To be done => Make an exact copy of the entries below with the pictures removed.
+++ Supplied data
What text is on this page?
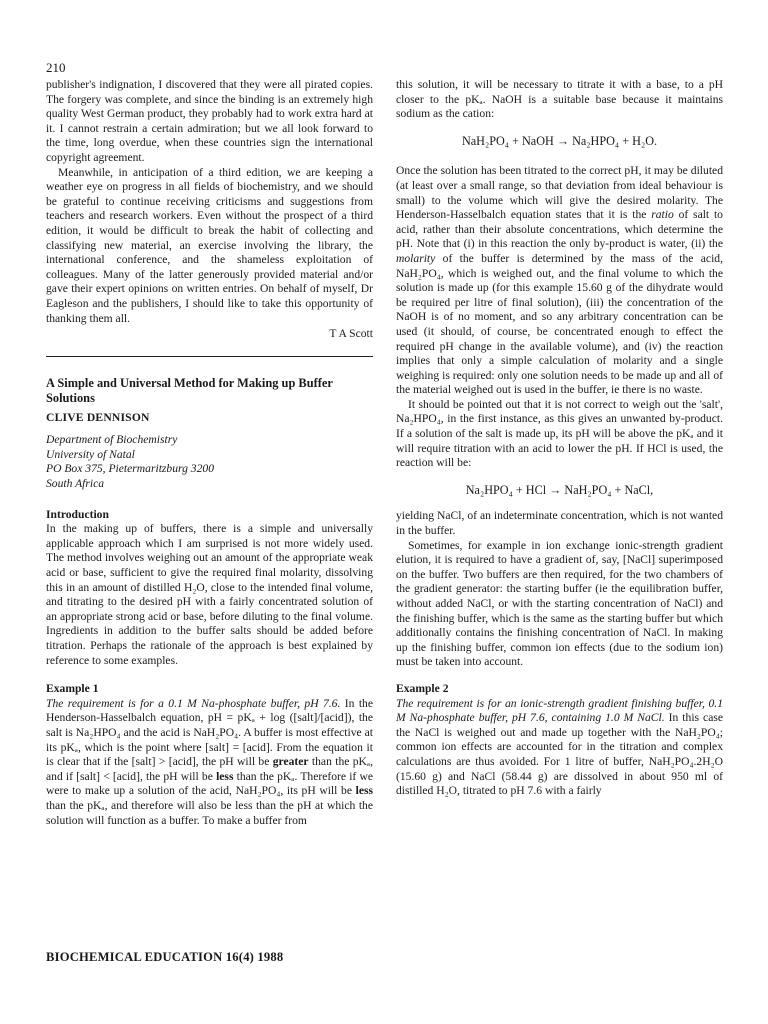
210

publisher's indignation, I discovered that they were all pirated copies. The forgery was complete, and since the binding is an extremely high quality West German product, they probably had to work extra hard at it. I cannot restrain a certain admiration; but we all look forward to the time, long overdue, when these countries sign the international copyright agreement.

Meanwhile, in anticipation of a third edition, we are keeping a weather eye on progress in all fields of biochemistry, and we should be grateful to continue receiving criticisms and suggestions from teachers and research workers. Even without the prospect of a third edition, it would be difficult to break the habit of collecting and classifying new material, an exercise involving the library, the international conference, and the shameless exploitation of colleagues. Many of the latter generously provided material and/or gave their expert opinions on written entries. On behalf of myself, Dr Eagleson and the publishers, I should like to take this opportunity of thanking them all.

T A Scott
A Simple and Universal Method for Making up Buffer Solutions
CLIVE DENNISON
Department of Biochemistry
University of Natal
PO Box 375, Pietermaritzburg 3200
South Africa
Introduction

In the making up of buffers, there is a simple and universally applicable approach which I am surprised is not more widely used. The method involves weighing out an amount of the appropriate weak acid or base, sufficient to give the required final molarity, dissolving this in an amount of distilled H₂O, close to the intended final volume, and titrating to the desired pH with a fairly concentrated solution of an appropriate strong acid or base, before diluting to the final volume. Ingredients in addition to the buffer salts should be added before titration. Perhaps the rationale of the approach is best explained by reference to some examples.

Example 1

The requirement is for a 0.1 M Na-phosphate buffer, pH 7.6. In the Henderson-Hasselbalch equation, pH = pKₐ + log ([salt]/[acid]), the salt is Na₂HPO₄ and the acid is NaH₂PO₄. A buffer is most effective at its pKₐ, which is the point where [salt] = [acid]. From the equation it is clear that if the [salt] > [acid], the pH will be greater than the pKₐ, and if [salt] < [acid], the pH will be less than the pKₐ. Therefore if we were to make up a solution of the acid, NaH₂PO₄, its pH will be less than the pKₐ, and therefore will also be less than the pH at which the solution will function as a buffer. To make a buffer from

this solution, it will be necessary to titrate it with a base, to a pH closer to the pKₐ. NaOH is a suitable base because it maintains sodium as the cation:

NaH₂PO₄ + NaOH → Na₂HPO₄ + H₂O.

Once the solution has been titrated to the correct pH, it may be diluted (at least over a small range, so that deviation from ideal behaviour is small) to the volume which will give the desired molarity. The Henderson-Hasselbalch equation states that it is the ratio of salt to acid, rather than their absolute concentrations, which determine the pH. Note that (i) in this reaction the only by-product is water, (ii) the molarity of the buffer is determined by the mass of the acid, NaH₂PO₄, which is weighed out, and the final volume to which the solution is made up (for this example 15.60 g of the dihydrate would be required per litre of final solution), (iii) the concentration of the NaOH is of no moment, and so any arbitrary concentration can be used (it should, of course, be concentrated enough to effect the required pH change in the available volume), and (iv) the reaction implies that only a simple calculation of molarity and a single weighing is required: only one solution needs to be made up and all of the material weighed out is used in the buffer, ie there is no waste.

It should be pointed out that it is not correct to weigh out the 'salt', Na₂HPO₄, in the first instance, as this gives an unwanted by-product. If a solution of the salt is made up, its pH will be above the pKₐ and it will require titration with an acid to lower the pH. If HCl is used, the reaction will be:

Na₂HPO₄ + HCl → NaH₂PO₄ + NaCl,

yielding NaCl, of an indeterminate concentration, which is not wanted in the buffer.

Sometimes, for example in ion exchange ionic-strength gradient elution, it is required to have a gradient of, say, [NaCl] superimposed on the buffer. Two buffers are then required, for the two chambers of the gradient generator: the starting buffer (ie the equilibration buffer, without added NaCl, or with the starting concentration of NaCl) and the finishing buffer, which is the same as the starting buffer but which additionally contains the finishing concentration of NaCl. In making up the finishing buffer, common ion effects (due to the sodium ion) must be taken into account.

Example 2

The requirement is for an ionic-strength gradient finishing buffer, 0.1 M Na-phosphate buffer, pH 7.6, containing 1.0 M NaCl. In this case the NaCl is weighed out and made up together with the NaH₂PO₄; common ion effects are accounted for in the titration and complex calculations are thus avoided. For 1 litre of buffer, NaH₂PO₄.2H₂O (15.60 g) and NaCl (58.44 g) are dissolved in about 950 ml of distilled H₂O, titrated to pH 7.6 with a fairly

BIOCHEMICAL EDUCATION 16(4) 1988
++++++
Result below =>
What text is on this page?
210

publisher's indignation, I discovered that they were all pirated copies. The forgery was complete, and since the binding is an extremely high quality West German product, they probably had to work extra hard at it. I cannot restrain a certain admiration; but we all look forward to the time, long overdue, when these countries sign the international copyright agreement.

Meanwhile, in anticipation of a third edition, we are keeping a weather eye on progress in all fields of biochemistry, and we should be grateful to continue receiving criticisms and suggestions from teachers and research workers. Even without the prospect of a third edition, it would be difficult to break the habit of collecting and classifying new material, an exercise involving the library, the international conference, and the shameless exploitation of colleagues. Many of the latter generously provided material and/or gave their expert opinions on written entries. On behalf of myself, Dr Eagleson and the publishers, I should like to take this opportunity of thanking them all.

T A Scott
A Simple and Universal Method for Making up Buffer Solutions
CLIVE DENNISON
Department of Biochemistry
University of Natal
PO Box 375, Pietermaritzburg 3200
South Africa
Introduction

In the making up of buffers, there is a simple and universally applicable approach which I am surprised is not more widely used. The method involves weighing out an amount of the appropriate weak acid or base, sufficient to give the required final molarity, dissolving this in an amount of distilled H₂O, close to the intended final volume, and titrating to the desired pH with a fairly concentrated solution of an appropriate strong acid or base, before diluting to the final volume. Ingredients in addition to the buffer salts should be added before titration. Perhaps the rationale of the approach is best explained by reference to some examples.

Example 1

The requirement is for a 0.1 M Na-phosphate buffer, pH 7.6. In the Henderson-Hasselbalch equation, pH = pKₐ + log ([salt]/[acid]), the salt is Na₂HPO₄ and the acid is NaH₂PO₄. A buffer is most effective at its pKₐ, which is the point where [salt] = [acid]. From the equation it is clear that if the [salt] > [acid], the pH will be greater than the pKₐ, and if [salt] < [acid], the pH will be less than the pKₐ. Therefore if we were to make up a solution of the acid, NaH₂PO₄, its pH will be less than the pKₐ, and therefore will also be less than the pH at which the solution will function as a buffer. To make a buffer from

this solution, it will be necessary to titrate it with a base, to a pH closer to the pKₐ. NaOH is a suitable base because it maintains sodium as the cation:

NaH₂PO₄ + NaOH → Na₂HPO₄ + H₂O.

Once the solution has been titrated to the correct pH, it may be diluted (at least over a small range, so that deviation from ideal behaviour is small) to the volume which will give the desired molarity. The Henderson-Hasselbalch equation states that it is the ratio of salt to acid, rather than their absolute concentrations, which determine the pH. Note that (i) in this reaction the only by-product is water, (ii) the molarity of the buffer is determined by the mass of the acid, NaH₂PO₄, which is weighed out, and the final volume to which the solution is made up (for this example 15.60 g of the dihydrate would be required per litre of final solution), (iii) the concentration of the NaOH is of no moment, and so any arbitrary concentration can be used (it should, of course, be concentrated enough to effect the required pH change in the available volume), and (iv) the reaction implies that only a simple calculation of molarity and a single weighing is required: only one solution needs to be made up and all of the material weighed out is used in the buffer, ie there is no waste.

It should be pointed out that it is not correct to weigh out the 'salt', Na₂HPO₄, in the first instance, as this gives an unwanted by-product. If a solution of the salt is made up, its pH will be above the pKₐ and it will require titration with an acid to lower the pH. If HCl is used, the reaction will be:

Na₂HPO₄ + HCl → NaH₂PO₄ + NaCl,

yielding NaCl, of an indeterminate concentration, which is not wanted in the buffer.

Sometimes, for example in ion exchange ionic-strength gradient elution, it is required to have a gradient of, say, [NaCl] superimposed on the buffer. Two buffers are then required, for the two chambers of the gradient generator: the starting buffer (ie the equilibration buffer, without added NaCl, or with the starting concentration of NaCl) and the finishing buffer, which is the same as the starting buffer but which additionally contains the finishing concentration of NaCl. In making up the finishing buffer, common ion effects (due to the sodium ion) must be taken into account.

Example 2

The requirement is for an ionic-strength gradient finishing buffer, 0.1 M Na-phosphate buffer, pH 7.6, containing 1.0 M NaCl. In this case the NaCl is weighed out and made up together with the NaH₂PO₄; common ion effects are accounted for in the titration and complex calculations are thus avoided. For 1 litre of buffer, NaH₂PO₄.2H₂O (15.60 g) and NaCl (58.44 g) are dissolved in about 950 ml of distilled H₂O, titrated to pH 7.6 with a fairly

BIOCHEMICAL EDUCATION 16(4) 1988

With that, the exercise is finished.